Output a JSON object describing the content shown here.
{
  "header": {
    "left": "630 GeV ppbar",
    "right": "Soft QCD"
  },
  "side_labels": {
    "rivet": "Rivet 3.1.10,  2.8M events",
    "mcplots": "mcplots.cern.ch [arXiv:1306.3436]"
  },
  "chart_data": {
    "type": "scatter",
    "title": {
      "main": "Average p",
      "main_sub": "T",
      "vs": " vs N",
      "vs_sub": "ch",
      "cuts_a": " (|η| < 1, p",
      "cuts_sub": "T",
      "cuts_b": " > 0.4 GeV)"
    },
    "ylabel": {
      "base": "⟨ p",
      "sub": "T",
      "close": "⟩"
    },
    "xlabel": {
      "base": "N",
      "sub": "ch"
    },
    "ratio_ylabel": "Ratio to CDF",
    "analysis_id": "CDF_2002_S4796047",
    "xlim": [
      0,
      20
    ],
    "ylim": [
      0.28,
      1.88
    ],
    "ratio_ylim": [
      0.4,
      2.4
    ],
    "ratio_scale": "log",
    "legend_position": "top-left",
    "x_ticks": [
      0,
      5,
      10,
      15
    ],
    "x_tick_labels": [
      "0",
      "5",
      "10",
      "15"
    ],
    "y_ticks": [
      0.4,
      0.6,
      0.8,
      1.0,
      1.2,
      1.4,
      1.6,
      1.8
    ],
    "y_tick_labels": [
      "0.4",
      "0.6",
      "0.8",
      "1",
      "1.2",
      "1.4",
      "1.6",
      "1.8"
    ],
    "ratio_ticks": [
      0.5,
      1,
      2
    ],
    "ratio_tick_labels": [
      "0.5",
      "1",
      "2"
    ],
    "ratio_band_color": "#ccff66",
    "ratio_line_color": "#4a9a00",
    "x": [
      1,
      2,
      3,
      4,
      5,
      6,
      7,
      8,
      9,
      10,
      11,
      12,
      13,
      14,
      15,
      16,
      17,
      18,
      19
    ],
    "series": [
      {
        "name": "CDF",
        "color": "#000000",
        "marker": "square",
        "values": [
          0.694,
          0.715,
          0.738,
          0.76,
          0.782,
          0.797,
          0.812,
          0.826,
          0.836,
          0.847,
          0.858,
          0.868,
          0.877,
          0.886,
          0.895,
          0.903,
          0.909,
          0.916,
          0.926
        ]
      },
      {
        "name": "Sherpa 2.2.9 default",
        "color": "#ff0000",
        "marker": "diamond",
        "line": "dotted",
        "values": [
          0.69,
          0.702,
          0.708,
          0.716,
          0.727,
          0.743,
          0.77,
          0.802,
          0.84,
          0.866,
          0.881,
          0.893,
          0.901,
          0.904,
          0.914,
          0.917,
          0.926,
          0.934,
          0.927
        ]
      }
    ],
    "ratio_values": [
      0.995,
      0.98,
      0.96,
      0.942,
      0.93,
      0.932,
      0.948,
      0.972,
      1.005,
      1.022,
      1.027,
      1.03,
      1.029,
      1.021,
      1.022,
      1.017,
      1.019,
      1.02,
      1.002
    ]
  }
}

• [WRITTEN REQUEST]: Copy each line of the data above without altering a single character.

• [THE OUTPUT]:
Output a JSON object describing the content shown here.
{
  "header": {
    "left": "630 GeV ppbar",
    "right": "Soft QCD"
  },
  "side_labels": {
    "rivet": "Rivet 3.1.10,  2.8M events",
    "mcplots": "mcplots.cern.ch [arXiv:1306.3436]"
  },
  "chart_data": {
    "type": "scatter",
    "title": {
      "main": "Average p",
      "main_sub": "T",
      "vs": " vs N",
      "vs_sub": "ch",
      "cuts_a": " (|η| < 1, p",
      "cuts_sub": "T",
      "cuts_b": " > 0.4 GeV)"
    },
    "ylabel": {
      "base": "⟨ p",
      "sub": "T",
      "close": "⟩"
    },
    "xlabel": {
      "base": "N",
      "sub": "ch"
    },
    "ratio_ylabel": "Ratio to CDF",
    "analysis_id": "CDF_2002_S4796047",
    "xlim": [
      0,
      20
    ],
    "ylim": [
      0.28,
      1.88
    ],
    "ratio_ylim": [
      0.4,
      2.4
    ],
    "ratio_scale": "log",
    "legend_position": "top-left",
    "x_ticks": [
      0,
      5,
      10,
      15
    ],
    "x_tick_labels": [
      "0",
      "5",
      "10",
      "15"
    ],
    "y_ticks": [
      0.4,
      0.6,
      0.8,
      1.0,
      1.2,
      1.4,
      1.6,
      1.8
    ],
    "y_tick_labels": [
      "0.4",
      "0.6",
      "0.8",
      "1",
      "1.2",
      "1.4",
      "1.6",
      "1.8"
    ],
    "ratio_ticks": [
      0.5,
      1,
      2
    ],
    "ratio_tick_labels": [
      "0.5",
      "1",
      "2"
    ],
    "ratio_band_color": "#ccff66",
    "ratio_line_color": "#4a9a00",
    "x": [
      1,
      2,
      3,
      4,
      5,
      6,
      7,
      8,
      9,
      10,
      11,
      12,
      13,
      14,
      15,
      16,
      17,
      18,
      19
    ],
    "series": [
      {
        "name": "CDF",
        "color": "#000000",
        "marker": "square",
        "values": [
          0.694,
          0.715,
          0.738,
          0.76,
          0.782,
          0.797,
          0.812,
          0.826,
          0.836,
          0.847,
          0.858,
          0.868,
          0.877,
          0.886,
          0.895,
          0.903,
          0.909,
          0.916,
          0.926
        ]
      },
      {
        "name": "Sherpa 2.2.9 default",
        "color": "#ff0000",
        "marker": "diamond",
        "line": "dotted",
        "values": [
          0.69,
          0.702,
          0.708,
          0.716,
          0.727,
          0.743,
          0.77,
          0.802,
          0.84,
          0.866,
          0.881,
          0.893,
          0.901,
          0.904,
          0.914,
          0.917,
          0.926,
          0.934,
          0.927
        ]
      }
    ],
    "ratio_values": [
      0.995,
      0.98,
      0.96,
      0.942,
      0.93,
      0.932,
      0.948,
      0.972,
      1.005,
      1.022,
      1.027,
      1.03,
      1.029,
      1.021,
      1.022,
      1.017,
      1.019,
      1.02,
      1.002
    ]
  }
}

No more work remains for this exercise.